Texte à lire →
------
Qui peut réellement bénéficier du complément de salaire ?

Certains privilèges n’ont rien d’un secret d’alcôve, mais d’une mécanique parfois méconnue. Les règles qui encadrent le versement d’un complément de salaire ne tiennent ni du hasard, ni du bon vouloir d’un supérieur : elles sont précises, et leur transparence n’a rien d’optionnel.

Les critères d’octroi d’une surtaxe salariale doivent être portés à l’attention des employés.

Attribuer un avantage salarial à une poignée d’employés n’est pas interdit, à condition de ne jamais franchir la ligne rouge du « salaire égal pour un travail égal ». Cela veut dire quoi, concrètement ? Un employeur peut proposer une rémunération supplémentaire à certains, mais uniquement si chaque salarié placé dans la même situation peut, lui aussi, en bénéficier.

La clé, ce sont des critères clairs, objectifs et vérifiables. L’ancienneté, le niveau de responsabilité, l’atteinte d’un objectif précis ou la maîtrise d’une compétence rare peuvent justifier une différence de traitement. Mais ces motifs doivent être définis avec précision, documentés, et surtout communiqués à l’avance à l’ensemble des équipes. Impossible, donc, de récompenser discrètement un employé sans informer les autres des règles qui président à ce choix.

À défaut de transparence ou de critères factuels, l’avantage devient accessible à tous. Si les conditions d’attribution ne sont pas connues ou ne reposent sur rien de solide, chaque salarié de l’entreprise pourra réclamer et obtenir le même complément. La jurisprudence rappelle régulièrement cette exigence : sans cadre clair, la porte s’ouvre à une généralisation automatique du bénéfice.

La décision rendue par la Chambre sociale le 10 octobre 2013 (SOC, 10/10/13, n°12-21167) illustre cette vigilance. Une entreprise avait réservé une prime à certains employés, sans jamais préciser les critères d’attribution ni en informer le reste du personnel. Résultat : l’avantage a dû être étendu à tous, au nom de l’égalité de traitement.
------
Liste des données →
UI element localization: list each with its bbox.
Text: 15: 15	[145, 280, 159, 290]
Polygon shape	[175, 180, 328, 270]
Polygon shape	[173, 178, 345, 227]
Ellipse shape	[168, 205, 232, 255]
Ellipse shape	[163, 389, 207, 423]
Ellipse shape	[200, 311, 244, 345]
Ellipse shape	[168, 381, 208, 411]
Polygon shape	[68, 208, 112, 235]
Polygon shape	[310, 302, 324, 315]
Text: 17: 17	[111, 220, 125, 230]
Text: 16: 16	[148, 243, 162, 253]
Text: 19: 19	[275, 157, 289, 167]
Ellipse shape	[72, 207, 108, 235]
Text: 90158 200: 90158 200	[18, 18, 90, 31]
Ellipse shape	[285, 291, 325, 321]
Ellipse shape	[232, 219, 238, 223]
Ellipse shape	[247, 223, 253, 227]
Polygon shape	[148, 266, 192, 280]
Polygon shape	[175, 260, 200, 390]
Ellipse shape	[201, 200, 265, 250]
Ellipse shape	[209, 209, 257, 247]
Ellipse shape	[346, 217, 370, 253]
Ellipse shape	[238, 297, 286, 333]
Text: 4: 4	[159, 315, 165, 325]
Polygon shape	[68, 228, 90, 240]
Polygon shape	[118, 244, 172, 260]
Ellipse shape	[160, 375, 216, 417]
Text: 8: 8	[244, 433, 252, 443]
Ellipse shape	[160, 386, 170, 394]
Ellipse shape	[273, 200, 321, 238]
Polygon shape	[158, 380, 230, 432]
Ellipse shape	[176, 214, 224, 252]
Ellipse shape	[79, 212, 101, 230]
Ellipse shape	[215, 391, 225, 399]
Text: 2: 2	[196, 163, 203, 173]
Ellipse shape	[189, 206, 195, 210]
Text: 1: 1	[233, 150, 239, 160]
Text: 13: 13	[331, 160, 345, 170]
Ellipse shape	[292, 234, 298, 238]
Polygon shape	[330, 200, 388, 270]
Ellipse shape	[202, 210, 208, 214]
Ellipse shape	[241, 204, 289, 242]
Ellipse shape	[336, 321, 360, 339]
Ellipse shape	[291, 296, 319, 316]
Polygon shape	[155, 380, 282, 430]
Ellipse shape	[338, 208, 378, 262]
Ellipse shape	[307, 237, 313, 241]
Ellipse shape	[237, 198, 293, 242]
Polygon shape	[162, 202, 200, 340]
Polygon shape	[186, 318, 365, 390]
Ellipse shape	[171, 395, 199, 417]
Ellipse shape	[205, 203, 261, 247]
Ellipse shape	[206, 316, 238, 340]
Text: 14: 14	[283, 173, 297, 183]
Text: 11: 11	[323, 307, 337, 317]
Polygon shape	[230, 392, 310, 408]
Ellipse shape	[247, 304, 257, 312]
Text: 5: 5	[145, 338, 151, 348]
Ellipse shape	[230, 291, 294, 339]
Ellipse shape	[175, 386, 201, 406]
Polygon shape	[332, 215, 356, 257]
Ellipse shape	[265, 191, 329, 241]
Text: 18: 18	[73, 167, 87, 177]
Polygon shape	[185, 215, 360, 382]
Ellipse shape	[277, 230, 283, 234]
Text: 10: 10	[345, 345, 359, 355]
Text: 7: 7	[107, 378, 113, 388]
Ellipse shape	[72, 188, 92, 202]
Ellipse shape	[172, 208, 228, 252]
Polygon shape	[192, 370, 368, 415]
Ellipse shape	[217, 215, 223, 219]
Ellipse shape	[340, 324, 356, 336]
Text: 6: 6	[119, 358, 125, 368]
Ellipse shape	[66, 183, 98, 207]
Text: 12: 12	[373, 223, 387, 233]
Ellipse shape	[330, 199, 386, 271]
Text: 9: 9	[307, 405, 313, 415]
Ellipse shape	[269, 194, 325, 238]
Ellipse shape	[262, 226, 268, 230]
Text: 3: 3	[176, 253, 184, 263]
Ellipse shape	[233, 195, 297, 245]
------
Vos tâches →
1/ Reproduisez le passage du texte sur le complément de salaire allant de « Attribuer un avantage » à « aussi, en bénéficier. ».
2/ Dans le texte sur le complément de salaire, qu'est-il advenu de l'avantage dans l'affaire jugée par la Chambre sociale le 10 octobre 2013 ?
Les entrées forment un matériau distinct du texte.

Réponses aux tâches →
1/
Attribuer un avantage salarial à une poignée d’employés n’est pas interdit, à condition de ne jamais franchir la ligne rouge du « salaire égal pour un travail égal ». Cela veut dire quoi, concrètement ? Un employeur peut proposer une rémunération supplémentaire à certains, mais uniquement si chaque salarié placé dans la même situation peut, lui aussi, en bénéficier.

2/ L'avantage a dû être étendu à tous, au nom de l'égalité de traitement.